What you need to do: Each entry that follows must be output without any deviation.

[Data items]
-------------------------
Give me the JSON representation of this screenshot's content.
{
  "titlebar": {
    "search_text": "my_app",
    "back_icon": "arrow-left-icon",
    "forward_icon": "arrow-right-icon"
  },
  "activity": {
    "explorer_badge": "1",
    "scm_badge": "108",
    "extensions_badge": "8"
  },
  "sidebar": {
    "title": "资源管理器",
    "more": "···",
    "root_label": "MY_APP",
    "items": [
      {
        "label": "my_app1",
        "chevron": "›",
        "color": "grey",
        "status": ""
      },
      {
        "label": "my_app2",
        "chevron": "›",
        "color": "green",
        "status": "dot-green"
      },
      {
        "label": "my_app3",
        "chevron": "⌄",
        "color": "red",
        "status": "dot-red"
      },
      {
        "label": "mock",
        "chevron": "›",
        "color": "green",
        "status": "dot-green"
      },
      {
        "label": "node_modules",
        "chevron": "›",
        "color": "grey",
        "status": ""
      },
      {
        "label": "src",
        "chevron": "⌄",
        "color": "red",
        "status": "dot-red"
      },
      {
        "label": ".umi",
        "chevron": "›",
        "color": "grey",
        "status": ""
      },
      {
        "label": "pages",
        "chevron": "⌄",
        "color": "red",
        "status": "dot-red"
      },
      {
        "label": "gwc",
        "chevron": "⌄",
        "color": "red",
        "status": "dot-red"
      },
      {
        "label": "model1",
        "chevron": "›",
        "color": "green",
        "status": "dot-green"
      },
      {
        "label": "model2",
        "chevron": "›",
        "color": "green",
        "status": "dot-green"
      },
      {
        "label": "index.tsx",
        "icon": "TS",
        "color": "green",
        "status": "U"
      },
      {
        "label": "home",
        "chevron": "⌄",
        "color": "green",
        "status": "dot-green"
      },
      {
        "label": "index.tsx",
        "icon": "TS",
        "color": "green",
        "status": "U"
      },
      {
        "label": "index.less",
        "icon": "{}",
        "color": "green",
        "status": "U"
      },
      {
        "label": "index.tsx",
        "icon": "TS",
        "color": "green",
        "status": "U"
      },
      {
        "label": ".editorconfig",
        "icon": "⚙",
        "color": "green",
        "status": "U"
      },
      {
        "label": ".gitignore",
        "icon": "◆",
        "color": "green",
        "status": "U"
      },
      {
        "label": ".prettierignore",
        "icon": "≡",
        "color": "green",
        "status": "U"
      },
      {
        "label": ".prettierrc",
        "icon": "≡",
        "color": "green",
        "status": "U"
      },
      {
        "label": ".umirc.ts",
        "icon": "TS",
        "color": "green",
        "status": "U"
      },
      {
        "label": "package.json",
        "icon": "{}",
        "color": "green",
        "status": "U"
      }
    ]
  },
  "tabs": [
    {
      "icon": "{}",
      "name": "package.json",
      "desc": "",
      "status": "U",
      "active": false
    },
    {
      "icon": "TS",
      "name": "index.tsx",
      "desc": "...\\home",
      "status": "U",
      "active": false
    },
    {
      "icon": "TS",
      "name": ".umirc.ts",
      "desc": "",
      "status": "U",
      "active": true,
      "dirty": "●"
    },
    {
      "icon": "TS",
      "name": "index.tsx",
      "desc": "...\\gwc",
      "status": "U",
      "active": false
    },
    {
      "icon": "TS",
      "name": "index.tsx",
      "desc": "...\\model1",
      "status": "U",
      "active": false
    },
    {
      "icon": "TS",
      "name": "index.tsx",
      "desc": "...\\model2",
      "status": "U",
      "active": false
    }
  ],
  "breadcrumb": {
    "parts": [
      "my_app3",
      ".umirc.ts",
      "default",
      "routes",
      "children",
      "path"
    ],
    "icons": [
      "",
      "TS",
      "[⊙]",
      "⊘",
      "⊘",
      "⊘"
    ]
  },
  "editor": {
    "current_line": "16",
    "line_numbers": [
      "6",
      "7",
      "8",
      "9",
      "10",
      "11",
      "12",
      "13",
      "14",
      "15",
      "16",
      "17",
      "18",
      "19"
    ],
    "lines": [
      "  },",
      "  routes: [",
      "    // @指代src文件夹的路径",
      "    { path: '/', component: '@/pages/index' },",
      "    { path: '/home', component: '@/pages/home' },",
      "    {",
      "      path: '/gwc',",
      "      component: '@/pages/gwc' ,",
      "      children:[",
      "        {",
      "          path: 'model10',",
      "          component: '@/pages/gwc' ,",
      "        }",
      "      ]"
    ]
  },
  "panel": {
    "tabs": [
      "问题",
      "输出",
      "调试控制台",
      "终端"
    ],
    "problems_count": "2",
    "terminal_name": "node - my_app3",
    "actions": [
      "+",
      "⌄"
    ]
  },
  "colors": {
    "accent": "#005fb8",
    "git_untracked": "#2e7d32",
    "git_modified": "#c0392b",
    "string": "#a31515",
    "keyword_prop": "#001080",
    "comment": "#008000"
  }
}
-------------------------
The output:
Give me the JSON representation of this screenshot's content.
{
  "titlebar": {
    "search_text": "my_app",
    "back_icon": "arrow-left-icon",
    "forward_icon": "arrow-right-icon"
  },
  "activity": {
    "explorer_badge": "1",
    "scm_badge": "108",
    "extensions_badge": "8"
  },
  "sidebar": {
    "title": "资源管理器",
    "more": "···",
    "root_label": "MY_APP",
    "items": [
      {
        "label": "my_app1",
        "chevron": "›",
        "color": "grey",
        "status": ""
      },
      {
        "label": "my_app2",
        "chevron": "›",
        "color": "green",
        "status": "dot-green"
      },
      {
        "label": "my_app3",
        "chevron": "⌄",
        "color": "red",
        "status": "dot-red"
      },
      {
        "label": "mock",
        "chevron": "›",
        "color": "green",
        "status": "dot-green"
      },
      {
        "label": "node_modules",
        "chevron": "›",
        "color": "grey",
        "status": ""
      },
      {
        "label": "src",
        "chevron": "⌄",
        "color": "red",
        "status": "dot-red"
      },
      {
        "label": ".umi",
        "chevron": "›",
        "color": "grey",
        "status": ""
      },
      {
        "label": "pages",
        "chevron": "⌄",
        "color": "red",
        "status": "dot-red"
      },
      {
        "label": "gwc",
        "chevron": "⌄",
        "color": "red",
        "status": "dot-red"
      },
      {
        "label": "model1",
        "chevron": "›",
        "color": "green",
        "status": "dot-green"
      },
      {
        "label": "model2",
        "chevron": "›",
        "color": "green",
        "status": "dot-green"
      },
      {
        "label": "index.tsx",
        "icon": "TS",
        "color": "green",
        "status": "U"
      },
      {
        "label": "home",
        "chevron": "⌄",
        "color": "green",
        "status": "dot-green"
      },
      {
        "label": "index.tsx",
        "icon": "TS",
        "color": "green",
        "status": "U"
      },
      {
        "label": "index.less",
        "icon": "{}",
        "color": "green",
        "status": "U"
      },
      {
        "label": "index.tsx",
        "icon": "TS",
        "color": "green",
        "status": "U"
      },
      {
        "label": ".editorconfig",
        "icon": "⚙",
        "color": "green",
        "status": "U"
      },
      {
        "label": ".gitignore",
        "icon": "◆",
        "color": "green",
        "status": "U"
      },
      {
        "label": ".prettierignore",
        "icon": "≡",
        "color": "green",
        "status": "U"
      },
      {
        "label": ".prettierrc",
        "icon": "≡",
        "color": "green",
        "status": "U"
      },
      {
        "label": ".umirc.ts",
        "icon": "TS",
        "color": "green",
        "status": "U"
      },
      {
        "label": "package.json",
        "icon": "{}",
        "color": "green",
        "status": "U"
      }
    ]
  },
  "tabs": [
    {
      "icon": "{}",
      "name": "package.json",
      "desc": "",
      "status": "U",
      "active": false
    },
    {
      "icon": "TS",
      "name": "index.tsx",
      "desc": "...\\home",
      "status": "U",
      "active": false
    },
    {
      "icon": "TS",
      "name": ".umirc.ts",
      "desc": "",
      "status": "U",
      "active": true,
      "dirty": "●"
    },
    {
      "icon": "TS",
      "name": "index.tsx",
      "desc": "...\\gwc",
      "status": "U",
      "active": false
    },
    {
      "icon": "TS",
      "name": "index.tsx",
      "desc": "...\\model1",
      "status": "U",
      "active": false
    },
    {
      "icon": "TS",
      "name": "index.tsx",
      "desc": "...\\model2",
      "status": "U",
      "active": false
    }
  ],
  "breadcrumb": {
    "parts": [
      "my_app3",
      ".umirc.ts",
      "default",
      "routes",
      "children",
      "path"
    ],
    "icons": [
      "",
      "TS",
      "[⊙]",
      "⊘",
      "⊘",
      "⊘"
    ]
  },
  "editor": {
    "current_line": "16",
    "line_numbers": [
      "6",
      "7",
      "8",
      "9",
      "10",
      "11",
      "12",
      "13",
      "14",
      "15",
      "16",
      "17",
      "18",
      "19"
    ],
    "lines": [
      "  },",
      "  routes: [",
      "    // @指代src文件夹的路径",
      "    { path: '/', component: '@/pages/index' },",
      "    { path: '/home', component: '@/pages/home' },",
      "    {",
      "      path: '/gwc',",
      "      component: '@/pages/gwc' ,",
      "      children:[",
      "        {",
      "          path: 'model10',",
      "          component: '@/pages/gwc' ,",
      "        }",
      "      ]"
    ]
  },
  "panel": {
    "tabs": [
      "问题",
      "输出",
      "调试控制台",
      "终端"
    ],
    "problems_count": "2",
    "terminal_name": "node - my_app3",
    "actions": [
      "+",
      "⌄"
    ]
  },
  "colors": {
    "accent": "#005fb8",
    "git_untracked": "#2e7d32",
    "git_modified": "#c0392b",
    "string": "#a31515",
    "keyword_prop": "#001080",
    "comment": "#008000"
  }
}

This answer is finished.